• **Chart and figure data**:

(begin)

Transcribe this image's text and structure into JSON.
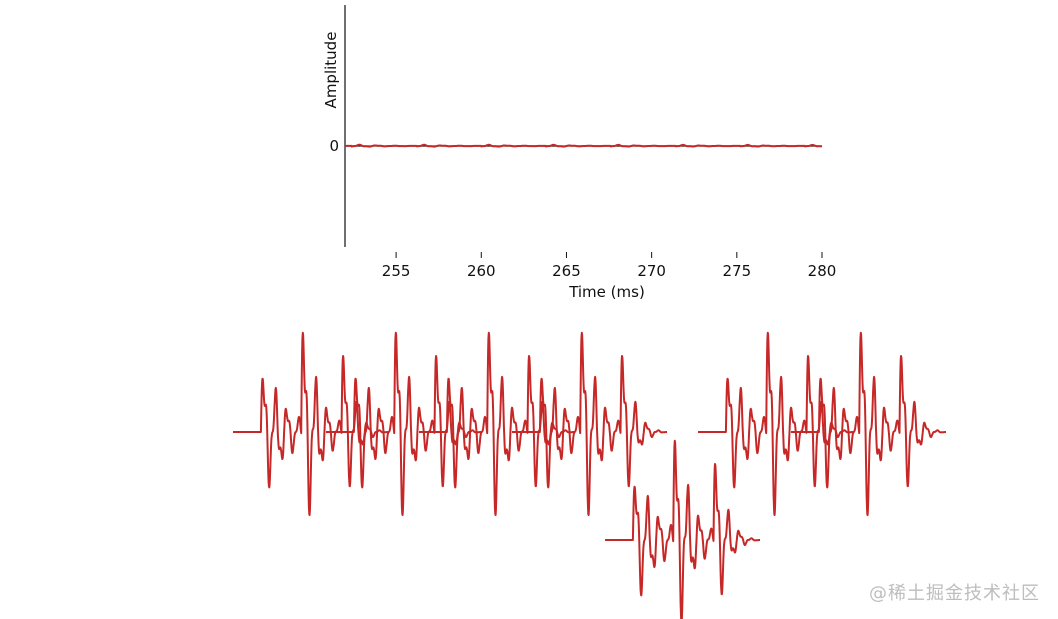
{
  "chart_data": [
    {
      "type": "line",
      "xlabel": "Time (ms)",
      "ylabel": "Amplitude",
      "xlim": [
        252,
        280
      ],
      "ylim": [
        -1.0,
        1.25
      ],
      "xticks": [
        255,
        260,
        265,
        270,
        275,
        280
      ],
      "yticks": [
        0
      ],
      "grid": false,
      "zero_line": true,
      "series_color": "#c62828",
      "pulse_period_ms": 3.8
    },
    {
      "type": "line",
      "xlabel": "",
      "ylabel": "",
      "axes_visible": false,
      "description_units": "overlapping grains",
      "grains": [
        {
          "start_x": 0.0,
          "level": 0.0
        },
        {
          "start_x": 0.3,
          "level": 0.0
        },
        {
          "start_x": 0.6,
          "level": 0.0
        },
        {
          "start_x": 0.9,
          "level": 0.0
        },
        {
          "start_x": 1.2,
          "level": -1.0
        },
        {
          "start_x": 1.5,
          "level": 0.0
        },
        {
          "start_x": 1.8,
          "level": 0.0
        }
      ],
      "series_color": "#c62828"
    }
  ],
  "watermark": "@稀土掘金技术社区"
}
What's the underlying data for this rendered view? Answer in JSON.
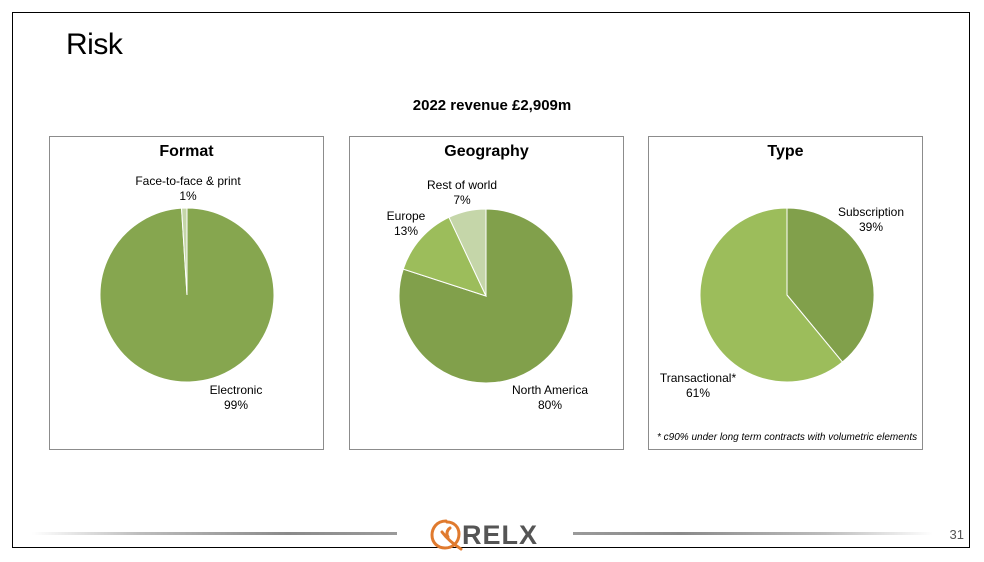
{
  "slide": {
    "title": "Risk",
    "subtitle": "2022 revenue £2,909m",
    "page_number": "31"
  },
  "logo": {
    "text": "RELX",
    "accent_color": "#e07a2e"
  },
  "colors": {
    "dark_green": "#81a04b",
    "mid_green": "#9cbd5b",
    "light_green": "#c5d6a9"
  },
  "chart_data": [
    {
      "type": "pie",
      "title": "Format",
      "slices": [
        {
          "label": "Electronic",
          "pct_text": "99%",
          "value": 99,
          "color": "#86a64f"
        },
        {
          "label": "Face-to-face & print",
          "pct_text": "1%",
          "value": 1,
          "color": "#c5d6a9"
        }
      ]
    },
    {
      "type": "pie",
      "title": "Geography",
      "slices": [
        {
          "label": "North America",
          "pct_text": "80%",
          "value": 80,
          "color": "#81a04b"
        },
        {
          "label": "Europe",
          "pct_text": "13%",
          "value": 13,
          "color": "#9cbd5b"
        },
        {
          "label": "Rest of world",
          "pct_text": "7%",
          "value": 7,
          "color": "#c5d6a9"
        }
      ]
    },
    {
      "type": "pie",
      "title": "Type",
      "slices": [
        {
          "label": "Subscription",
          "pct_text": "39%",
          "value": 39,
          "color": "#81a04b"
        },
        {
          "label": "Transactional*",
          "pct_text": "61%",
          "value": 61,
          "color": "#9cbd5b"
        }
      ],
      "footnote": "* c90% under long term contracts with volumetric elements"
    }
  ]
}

(end)
(begin)

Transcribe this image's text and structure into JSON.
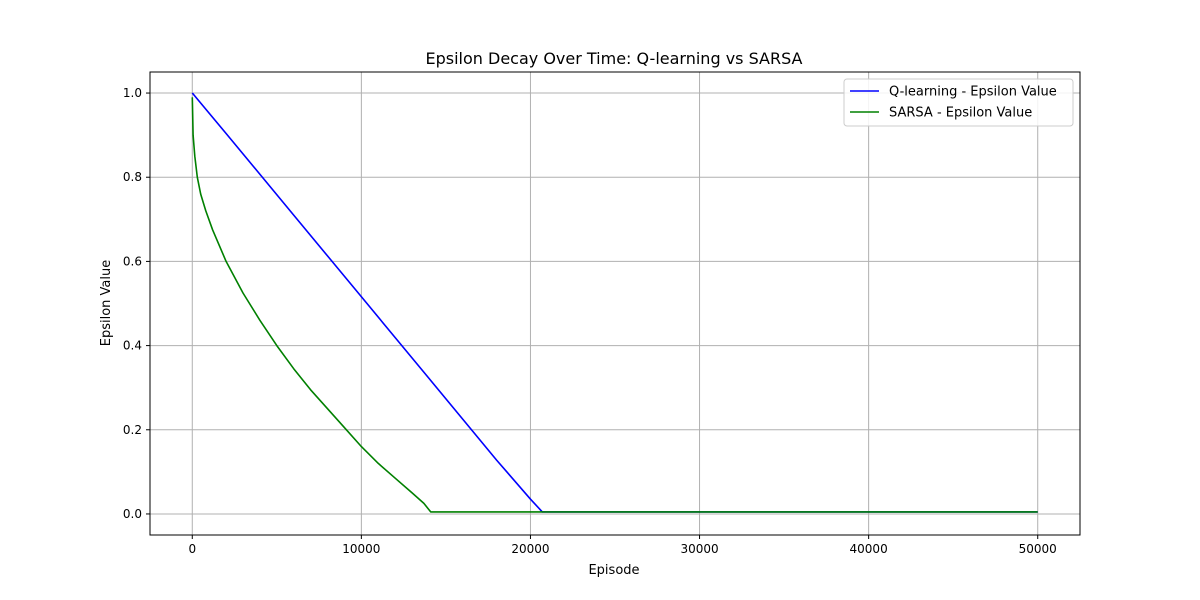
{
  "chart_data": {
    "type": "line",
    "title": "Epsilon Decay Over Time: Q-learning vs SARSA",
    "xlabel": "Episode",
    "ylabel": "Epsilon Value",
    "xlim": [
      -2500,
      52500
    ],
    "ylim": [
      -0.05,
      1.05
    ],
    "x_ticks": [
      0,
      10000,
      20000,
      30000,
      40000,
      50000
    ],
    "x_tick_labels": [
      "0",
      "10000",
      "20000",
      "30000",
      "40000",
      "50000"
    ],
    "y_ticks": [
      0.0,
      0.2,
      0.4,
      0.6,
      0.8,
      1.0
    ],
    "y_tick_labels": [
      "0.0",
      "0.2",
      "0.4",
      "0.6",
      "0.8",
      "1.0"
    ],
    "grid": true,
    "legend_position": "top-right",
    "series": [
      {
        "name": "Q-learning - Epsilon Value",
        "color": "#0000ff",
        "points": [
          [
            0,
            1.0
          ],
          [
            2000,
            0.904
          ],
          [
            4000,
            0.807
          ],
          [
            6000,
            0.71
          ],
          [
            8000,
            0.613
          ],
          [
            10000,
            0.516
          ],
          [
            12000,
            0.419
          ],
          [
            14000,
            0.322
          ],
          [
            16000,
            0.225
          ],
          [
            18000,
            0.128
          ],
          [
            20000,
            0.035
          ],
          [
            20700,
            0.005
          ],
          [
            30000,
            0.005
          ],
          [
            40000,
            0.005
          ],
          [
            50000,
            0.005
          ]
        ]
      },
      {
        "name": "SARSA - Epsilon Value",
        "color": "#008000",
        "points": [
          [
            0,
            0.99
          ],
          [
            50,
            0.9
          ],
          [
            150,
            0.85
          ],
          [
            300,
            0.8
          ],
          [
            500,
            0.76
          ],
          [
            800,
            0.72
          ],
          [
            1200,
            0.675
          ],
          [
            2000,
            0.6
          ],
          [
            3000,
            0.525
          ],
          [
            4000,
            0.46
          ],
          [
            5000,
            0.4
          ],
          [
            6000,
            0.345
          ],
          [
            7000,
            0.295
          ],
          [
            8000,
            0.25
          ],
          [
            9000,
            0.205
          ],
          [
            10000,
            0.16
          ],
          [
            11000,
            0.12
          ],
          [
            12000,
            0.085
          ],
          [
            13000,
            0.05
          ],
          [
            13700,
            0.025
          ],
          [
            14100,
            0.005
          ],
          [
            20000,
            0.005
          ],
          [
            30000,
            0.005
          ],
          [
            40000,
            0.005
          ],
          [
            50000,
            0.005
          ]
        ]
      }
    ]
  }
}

(end)

• **Description of the task**: In the records above, locate the lines holding the word "SARSA". Copy each of them.

• **Solution**:
    "title": "Epsilon Decay Over Time: Q-learning vs SARSA",
        "name": "SARSA - Epsilon Value",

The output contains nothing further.